__DO THIS__. Write out all lines holding the word "document".

━━━━━ INPUT FOR THIS TASK ━━━━━

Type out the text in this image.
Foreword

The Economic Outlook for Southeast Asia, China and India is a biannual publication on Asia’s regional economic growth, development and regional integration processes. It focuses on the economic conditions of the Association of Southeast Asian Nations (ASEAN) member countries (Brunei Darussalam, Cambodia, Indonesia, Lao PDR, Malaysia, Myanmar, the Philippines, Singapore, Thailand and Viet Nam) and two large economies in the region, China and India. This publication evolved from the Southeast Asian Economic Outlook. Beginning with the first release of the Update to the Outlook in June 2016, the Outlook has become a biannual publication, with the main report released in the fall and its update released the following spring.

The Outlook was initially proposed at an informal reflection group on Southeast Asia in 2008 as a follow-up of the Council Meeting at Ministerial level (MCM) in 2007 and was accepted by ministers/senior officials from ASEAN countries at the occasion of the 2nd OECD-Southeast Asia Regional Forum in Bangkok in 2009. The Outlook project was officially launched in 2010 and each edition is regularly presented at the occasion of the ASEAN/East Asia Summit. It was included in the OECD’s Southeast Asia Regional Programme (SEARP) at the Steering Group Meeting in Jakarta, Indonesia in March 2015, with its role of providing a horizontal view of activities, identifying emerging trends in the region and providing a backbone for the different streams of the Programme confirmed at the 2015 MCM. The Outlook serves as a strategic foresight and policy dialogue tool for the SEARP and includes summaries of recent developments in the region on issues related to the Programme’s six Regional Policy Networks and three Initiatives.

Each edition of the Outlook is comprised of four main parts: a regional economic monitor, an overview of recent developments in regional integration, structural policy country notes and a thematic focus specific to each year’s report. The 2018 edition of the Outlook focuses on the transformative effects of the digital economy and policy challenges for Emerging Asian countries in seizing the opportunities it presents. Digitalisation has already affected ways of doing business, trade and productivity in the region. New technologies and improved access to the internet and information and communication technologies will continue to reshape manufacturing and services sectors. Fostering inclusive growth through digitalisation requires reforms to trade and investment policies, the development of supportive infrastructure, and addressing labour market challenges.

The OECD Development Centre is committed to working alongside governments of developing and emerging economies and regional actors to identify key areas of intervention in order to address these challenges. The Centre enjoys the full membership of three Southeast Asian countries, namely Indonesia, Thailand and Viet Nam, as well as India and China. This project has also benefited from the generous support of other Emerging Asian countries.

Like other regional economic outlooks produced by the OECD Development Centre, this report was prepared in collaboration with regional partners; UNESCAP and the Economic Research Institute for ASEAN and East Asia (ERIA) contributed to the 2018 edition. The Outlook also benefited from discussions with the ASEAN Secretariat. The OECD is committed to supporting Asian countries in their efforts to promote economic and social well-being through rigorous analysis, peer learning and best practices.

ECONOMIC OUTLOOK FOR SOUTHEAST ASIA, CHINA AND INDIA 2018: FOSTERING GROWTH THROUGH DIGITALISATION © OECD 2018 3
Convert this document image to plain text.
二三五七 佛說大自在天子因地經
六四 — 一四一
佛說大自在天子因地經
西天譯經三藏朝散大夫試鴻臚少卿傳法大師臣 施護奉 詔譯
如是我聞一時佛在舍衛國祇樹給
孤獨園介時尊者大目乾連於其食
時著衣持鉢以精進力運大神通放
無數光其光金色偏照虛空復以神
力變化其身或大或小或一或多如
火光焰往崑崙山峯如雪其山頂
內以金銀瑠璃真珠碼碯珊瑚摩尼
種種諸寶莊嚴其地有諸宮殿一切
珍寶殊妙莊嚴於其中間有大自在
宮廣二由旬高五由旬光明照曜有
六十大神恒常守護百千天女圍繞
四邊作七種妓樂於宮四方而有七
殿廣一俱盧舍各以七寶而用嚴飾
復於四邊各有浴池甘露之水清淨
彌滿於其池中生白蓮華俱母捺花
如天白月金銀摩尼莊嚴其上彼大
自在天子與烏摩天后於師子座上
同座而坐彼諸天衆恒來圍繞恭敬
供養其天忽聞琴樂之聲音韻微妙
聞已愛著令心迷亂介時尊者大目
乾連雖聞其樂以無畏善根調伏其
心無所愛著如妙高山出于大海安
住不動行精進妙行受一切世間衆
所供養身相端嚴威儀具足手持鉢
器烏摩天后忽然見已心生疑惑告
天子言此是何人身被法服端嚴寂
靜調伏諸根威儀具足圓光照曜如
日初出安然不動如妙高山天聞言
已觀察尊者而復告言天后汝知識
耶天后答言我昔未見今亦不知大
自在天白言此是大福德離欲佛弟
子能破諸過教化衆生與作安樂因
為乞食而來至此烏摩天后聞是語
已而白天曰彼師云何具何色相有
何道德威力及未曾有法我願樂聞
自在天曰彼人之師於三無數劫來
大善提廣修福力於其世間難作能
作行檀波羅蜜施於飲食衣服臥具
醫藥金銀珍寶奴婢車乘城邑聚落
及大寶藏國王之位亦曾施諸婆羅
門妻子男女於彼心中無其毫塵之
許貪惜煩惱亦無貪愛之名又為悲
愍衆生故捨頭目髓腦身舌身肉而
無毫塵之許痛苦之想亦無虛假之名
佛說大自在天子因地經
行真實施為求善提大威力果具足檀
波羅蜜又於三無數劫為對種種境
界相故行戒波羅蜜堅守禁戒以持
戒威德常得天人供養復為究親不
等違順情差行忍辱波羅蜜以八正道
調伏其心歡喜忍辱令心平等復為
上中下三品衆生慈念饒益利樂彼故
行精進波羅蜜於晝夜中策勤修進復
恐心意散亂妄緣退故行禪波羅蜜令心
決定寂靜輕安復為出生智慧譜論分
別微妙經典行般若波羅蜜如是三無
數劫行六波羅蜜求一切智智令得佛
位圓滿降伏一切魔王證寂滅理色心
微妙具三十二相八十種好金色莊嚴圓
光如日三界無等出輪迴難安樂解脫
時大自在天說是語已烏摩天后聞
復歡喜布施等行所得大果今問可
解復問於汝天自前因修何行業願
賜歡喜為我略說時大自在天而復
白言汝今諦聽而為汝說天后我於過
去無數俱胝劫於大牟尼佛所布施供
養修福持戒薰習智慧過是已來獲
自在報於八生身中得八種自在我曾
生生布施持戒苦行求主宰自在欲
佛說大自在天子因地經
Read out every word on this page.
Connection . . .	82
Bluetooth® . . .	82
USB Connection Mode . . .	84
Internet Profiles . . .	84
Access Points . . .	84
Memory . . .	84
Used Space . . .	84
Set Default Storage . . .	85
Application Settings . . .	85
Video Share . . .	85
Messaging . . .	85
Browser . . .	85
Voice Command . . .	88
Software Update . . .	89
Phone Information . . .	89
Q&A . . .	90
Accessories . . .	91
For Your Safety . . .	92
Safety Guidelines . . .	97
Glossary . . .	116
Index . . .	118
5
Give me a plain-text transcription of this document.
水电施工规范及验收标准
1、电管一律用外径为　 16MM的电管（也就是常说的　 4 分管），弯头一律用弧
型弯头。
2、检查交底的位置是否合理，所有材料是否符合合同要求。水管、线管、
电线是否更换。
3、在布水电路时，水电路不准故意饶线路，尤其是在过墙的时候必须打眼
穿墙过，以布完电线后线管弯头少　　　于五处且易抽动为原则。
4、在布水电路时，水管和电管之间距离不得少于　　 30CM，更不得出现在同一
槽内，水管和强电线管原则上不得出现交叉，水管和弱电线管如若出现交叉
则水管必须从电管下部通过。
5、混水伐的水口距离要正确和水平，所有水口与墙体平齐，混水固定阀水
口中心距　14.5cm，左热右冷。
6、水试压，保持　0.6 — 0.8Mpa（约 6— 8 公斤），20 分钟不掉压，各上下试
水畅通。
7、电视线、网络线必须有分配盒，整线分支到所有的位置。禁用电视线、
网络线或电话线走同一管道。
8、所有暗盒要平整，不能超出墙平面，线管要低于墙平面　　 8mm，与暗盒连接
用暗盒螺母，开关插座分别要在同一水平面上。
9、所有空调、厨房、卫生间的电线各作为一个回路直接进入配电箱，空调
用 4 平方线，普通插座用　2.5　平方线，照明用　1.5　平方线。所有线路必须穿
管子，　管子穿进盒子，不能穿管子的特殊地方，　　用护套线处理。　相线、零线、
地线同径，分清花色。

━━━━━

__COMPLETE ANSWER__.
Convert this document image to plain text.
Give me a plain-text transcription of this document.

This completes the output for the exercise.